--- DOCUMENT TEXT ---

An image of prostate cancer cells under the microscope.
The Scottish Medicines Consortium (SMC) has approved the use of the drug olaparib for some people in Scotland with a type of advanced prostate cancer.
Olaparib (Lynparza) will be made available on the NHS in Scotland as a treatment for adults with prostate cancer that’s spread to other parts of the body and has stopped responding to treatments or surgery designed to reduce testosterone production (castration resistant).
It will be an option for people with faults in the BRCA1 or BRCA2 genes – changes in particular genes that increase the chance of developing cancer – and where people’s cancers have progressed after being treated with a hormone therapy, such as abiraterone or enzalutamide.
For those advanced prostate cancer patients who can now get olaparib, today’s decision will offer them a treatment option which can give them time to make more memories with their loved ones.
David Ferguson, public affairs manager for Cancer Research UK in Scotland.
A targeted treatment
1 in 400 people in the UK have the BRCA1 or BRCA2 gene mutations, both of which are associated with an increased risk of developing prostate cancer. Patients with BCRA-positive diseases also tend to be of a younger age and experience more aggressive forms of cancer.
Olaparib is a type of targeted cancer treatment that blocks an enzyme called PARP from working, known as a PARP inhibitor. Without PARP, it’s more difficult for cancer cells to repair, making them more likely to die.
“Cancer Research UK played a leading role in the first clinical trials for olaparib, which led to it being used routinely to treat ovarian cancer in patients who have the BRCA1 and BRCA2 gene faults and it’s really encouraging that olaparib can now be used for more types of cancer,” said David Ferguson, Cancer Research UK’s public affairs manager in Scotland.
Clinical trial results find olaparib to be superior
In a late-stage clinical trial, patients taking olaparib lived without their cancer getting any bigger for an average of 7.4 months, in comparison to 3.6 months for those taking existing treatments, in this case either abiraterone or enzalutamide.
In the clinical trial, olaparib was compared with the investigators choice of hormone therapy. However, clinical expert advice is that chemotherapy is likely to be the most relevant comparator in NHS Scotland.

---

## INSTRUCTIONS
- 1) Copy out the olaparib article from "A targeted treatment" up to and including "forms of cancer.".
- 2) List every drug that the olaparib article mentions by name.

--- RAW DATA ---

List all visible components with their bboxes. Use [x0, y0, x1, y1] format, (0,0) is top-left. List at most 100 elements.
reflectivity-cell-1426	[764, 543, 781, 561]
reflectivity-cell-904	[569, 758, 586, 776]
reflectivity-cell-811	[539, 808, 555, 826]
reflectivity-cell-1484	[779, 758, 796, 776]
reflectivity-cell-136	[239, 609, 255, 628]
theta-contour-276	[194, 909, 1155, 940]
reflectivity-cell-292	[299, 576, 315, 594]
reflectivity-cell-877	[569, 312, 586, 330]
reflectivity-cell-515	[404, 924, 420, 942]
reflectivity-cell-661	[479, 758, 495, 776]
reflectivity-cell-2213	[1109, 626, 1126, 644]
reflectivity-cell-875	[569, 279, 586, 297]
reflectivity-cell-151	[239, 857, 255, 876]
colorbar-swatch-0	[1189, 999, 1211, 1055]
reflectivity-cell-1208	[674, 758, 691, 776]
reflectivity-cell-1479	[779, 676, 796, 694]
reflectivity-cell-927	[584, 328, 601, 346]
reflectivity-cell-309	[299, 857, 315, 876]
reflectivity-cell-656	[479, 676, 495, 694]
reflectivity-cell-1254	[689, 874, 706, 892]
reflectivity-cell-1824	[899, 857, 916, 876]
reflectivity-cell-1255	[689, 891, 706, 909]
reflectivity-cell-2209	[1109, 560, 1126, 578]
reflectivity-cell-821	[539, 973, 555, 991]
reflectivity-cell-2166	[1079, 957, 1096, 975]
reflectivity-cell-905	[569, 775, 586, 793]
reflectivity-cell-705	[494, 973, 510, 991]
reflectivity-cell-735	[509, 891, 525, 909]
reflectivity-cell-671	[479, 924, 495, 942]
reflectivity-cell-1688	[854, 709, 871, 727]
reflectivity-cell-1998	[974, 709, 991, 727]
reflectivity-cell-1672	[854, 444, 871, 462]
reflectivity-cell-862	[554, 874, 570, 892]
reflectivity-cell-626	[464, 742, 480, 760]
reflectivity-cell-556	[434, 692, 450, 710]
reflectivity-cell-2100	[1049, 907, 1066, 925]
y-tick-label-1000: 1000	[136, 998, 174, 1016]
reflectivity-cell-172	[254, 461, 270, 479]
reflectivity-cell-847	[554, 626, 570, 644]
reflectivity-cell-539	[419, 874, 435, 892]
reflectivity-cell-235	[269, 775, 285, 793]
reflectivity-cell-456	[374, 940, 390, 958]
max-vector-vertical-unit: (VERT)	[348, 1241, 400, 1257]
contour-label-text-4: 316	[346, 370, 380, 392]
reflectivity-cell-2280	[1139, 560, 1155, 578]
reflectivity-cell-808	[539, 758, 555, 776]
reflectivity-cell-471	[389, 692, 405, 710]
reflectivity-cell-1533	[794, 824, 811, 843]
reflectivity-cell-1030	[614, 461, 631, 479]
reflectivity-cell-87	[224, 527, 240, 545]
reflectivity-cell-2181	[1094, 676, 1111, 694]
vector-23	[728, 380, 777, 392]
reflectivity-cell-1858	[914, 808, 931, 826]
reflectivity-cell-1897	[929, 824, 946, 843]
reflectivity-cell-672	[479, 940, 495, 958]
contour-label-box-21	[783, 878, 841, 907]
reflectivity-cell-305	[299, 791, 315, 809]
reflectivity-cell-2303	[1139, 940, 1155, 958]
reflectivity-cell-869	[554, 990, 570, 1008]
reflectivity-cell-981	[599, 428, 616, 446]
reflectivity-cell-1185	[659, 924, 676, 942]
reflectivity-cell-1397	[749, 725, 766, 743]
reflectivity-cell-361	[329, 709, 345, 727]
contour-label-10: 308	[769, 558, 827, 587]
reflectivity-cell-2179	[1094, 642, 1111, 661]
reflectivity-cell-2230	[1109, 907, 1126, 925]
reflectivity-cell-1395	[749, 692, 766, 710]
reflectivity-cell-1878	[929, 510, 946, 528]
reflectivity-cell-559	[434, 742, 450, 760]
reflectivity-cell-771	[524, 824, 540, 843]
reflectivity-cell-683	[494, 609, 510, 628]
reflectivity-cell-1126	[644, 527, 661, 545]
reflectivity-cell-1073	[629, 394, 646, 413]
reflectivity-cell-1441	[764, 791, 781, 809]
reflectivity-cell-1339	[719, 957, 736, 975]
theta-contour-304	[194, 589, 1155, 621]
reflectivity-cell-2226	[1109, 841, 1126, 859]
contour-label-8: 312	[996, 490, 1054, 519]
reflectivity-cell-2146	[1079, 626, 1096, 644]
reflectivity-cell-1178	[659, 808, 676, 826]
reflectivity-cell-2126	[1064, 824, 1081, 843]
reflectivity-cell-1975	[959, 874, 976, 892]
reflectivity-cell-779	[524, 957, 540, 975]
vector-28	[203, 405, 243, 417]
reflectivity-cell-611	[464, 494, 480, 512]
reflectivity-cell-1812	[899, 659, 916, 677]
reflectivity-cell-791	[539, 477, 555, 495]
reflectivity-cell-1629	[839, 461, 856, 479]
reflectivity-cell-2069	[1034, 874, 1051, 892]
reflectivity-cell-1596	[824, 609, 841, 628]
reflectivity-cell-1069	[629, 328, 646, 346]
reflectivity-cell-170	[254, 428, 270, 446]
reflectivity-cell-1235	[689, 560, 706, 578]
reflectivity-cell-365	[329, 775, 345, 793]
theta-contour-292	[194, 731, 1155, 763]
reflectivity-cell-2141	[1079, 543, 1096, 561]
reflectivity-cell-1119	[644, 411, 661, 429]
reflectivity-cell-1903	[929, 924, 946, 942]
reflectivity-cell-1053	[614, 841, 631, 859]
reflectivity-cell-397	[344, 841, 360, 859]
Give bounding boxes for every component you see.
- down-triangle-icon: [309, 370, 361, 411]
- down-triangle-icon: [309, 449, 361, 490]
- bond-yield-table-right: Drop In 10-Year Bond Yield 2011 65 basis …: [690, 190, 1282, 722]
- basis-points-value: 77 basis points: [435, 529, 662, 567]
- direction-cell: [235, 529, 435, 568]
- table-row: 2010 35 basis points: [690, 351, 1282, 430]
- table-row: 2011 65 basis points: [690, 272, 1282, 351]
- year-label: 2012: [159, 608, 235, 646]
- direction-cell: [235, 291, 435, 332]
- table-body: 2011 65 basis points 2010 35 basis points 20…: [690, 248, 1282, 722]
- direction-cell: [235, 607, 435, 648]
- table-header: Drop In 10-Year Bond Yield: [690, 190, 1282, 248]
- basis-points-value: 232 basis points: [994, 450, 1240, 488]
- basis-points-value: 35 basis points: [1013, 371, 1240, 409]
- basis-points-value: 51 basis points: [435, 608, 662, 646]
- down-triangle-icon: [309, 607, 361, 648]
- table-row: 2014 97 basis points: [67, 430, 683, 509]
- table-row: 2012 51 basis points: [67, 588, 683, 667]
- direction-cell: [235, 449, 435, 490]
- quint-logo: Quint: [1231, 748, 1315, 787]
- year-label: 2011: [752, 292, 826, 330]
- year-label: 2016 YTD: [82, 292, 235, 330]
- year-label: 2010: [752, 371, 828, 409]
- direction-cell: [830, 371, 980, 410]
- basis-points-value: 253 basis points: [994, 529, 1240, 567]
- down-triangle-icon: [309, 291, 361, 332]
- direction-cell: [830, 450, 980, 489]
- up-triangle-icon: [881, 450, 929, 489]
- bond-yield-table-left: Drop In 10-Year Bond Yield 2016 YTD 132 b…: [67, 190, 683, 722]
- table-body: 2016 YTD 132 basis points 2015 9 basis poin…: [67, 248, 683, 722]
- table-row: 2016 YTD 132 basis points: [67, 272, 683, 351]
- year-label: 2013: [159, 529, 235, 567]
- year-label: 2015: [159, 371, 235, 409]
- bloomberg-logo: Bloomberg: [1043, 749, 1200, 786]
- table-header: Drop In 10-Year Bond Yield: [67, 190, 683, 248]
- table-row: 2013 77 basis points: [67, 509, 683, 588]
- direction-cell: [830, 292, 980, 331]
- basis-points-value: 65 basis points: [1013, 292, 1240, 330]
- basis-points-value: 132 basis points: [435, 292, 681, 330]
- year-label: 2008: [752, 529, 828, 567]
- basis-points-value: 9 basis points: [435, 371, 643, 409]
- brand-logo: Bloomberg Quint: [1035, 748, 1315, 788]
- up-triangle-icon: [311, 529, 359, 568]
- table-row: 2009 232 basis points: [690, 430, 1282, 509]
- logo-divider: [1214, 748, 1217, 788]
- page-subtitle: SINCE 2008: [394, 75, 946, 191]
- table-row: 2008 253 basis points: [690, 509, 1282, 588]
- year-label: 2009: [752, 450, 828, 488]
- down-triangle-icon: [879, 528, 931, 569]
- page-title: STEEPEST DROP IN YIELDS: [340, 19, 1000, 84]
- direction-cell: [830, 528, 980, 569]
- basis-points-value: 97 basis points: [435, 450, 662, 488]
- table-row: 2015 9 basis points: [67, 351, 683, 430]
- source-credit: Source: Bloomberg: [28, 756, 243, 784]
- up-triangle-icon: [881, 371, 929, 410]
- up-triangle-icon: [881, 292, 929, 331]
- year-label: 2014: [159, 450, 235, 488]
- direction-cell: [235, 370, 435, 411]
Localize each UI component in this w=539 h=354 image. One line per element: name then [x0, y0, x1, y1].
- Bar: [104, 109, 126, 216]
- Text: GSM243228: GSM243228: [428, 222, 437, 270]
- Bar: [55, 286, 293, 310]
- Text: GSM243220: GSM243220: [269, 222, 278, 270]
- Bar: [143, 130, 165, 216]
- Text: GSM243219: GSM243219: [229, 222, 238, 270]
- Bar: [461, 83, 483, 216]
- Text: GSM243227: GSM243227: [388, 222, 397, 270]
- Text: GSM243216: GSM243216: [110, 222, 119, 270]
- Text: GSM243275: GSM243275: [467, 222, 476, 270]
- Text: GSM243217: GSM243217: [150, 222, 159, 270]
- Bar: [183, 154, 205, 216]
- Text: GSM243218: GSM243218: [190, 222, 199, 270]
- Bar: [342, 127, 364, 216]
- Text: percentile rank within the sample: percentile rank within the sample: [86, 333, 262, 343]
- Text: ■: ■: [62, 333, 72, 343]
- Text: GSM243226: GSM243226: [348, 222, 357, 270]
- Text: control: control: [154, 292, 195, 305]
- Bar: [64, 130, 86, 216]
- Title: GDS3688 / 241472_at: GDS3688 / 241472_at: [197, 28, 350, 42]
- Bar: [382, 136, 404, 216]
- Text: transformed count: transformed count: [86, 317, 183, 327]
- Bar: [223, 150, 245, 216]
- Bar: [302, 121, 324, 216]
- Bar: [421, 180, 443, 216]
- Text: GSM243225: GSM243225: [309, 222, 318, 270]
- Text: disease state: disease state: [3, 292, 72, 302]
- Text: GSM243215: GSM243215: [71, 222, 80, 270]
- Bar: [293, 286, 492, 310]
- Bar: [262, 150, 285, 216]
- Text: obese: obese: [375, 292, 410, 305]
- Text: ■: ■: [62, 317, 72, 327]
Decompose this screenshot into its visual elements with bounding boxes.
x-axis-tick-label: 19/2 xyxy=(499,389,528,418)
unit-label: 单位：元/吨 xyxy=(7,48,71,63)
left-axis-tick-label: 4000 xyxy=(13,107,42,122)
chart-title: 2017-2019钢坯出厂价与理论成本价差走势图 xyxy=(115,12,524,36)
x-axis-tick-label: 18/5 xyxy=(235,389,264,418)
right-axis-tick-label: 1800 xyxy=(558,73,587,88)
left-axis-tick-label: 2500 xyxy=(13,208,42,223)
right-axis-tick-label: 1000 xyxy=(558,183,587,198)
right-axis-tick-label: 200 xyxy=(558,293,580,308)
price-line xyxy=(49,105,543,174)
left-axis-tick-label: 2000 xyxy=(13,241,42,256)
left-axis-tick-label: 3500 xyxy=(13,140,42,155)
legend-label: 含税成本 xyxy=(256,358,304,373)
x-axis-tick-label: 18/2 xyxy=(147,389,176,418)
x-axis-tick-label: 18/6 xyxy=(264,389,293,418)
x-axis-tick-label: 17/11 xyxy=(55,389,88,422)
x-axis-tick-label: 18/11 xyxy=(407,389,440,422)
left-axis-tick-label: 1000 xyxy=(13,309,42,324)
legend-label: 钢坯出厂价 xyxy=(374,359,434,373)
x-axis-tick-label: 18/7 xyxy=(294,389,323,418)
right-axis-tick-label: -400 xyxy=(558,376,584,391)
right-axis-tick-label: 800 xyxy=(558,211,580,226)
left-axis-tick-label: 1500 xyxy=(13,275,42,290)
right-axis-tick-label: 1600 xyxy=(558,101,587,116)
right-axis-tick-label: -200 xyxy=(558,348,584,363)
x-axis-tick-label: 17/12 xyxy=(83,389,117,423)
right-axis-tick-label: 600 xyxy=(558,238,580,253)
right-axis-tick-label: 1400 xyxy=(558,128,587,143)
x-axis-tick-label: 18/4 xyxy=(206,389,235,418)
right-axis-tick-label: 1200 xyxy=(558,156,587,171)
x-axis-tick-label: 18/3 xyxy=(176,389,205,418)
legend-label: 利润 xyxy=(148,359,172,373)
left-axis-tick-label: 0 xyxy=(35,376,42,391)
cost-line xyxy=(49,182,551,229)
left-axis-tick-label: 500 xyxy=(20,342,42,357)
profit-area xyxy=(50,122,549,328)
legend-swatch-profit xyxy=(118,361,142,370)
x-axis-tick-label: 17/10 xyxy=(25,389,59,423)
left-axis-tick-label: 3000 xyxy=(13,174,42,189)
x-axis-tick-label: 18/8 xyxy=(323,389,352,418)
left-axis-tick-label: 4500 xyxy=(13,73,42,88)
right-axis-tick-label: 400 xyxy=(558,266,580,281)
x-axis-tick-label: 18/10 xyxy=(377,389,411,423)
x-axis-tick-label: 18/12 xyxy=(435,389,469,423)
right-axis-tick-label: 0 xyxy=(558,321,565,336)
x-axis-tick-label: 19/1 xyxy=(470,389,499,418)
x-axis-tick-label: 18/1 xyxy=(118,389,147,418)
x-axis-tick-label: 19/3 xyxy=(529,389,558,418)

---

## LIST OF SOLUTIONS
- 1)
A targeted treatment
1 in 400 people in the UK have the BRCA1 or BRCA2 gene mutations, both of which are associated with an increased risk of developing prostate cancer. Patients with BCRA-positive diseases also tend to be of a younger age and experience more aggressive forms of cancer.

- 2)
- Olaparib (Lynparza)
- Abiraterone
- Enzalutamide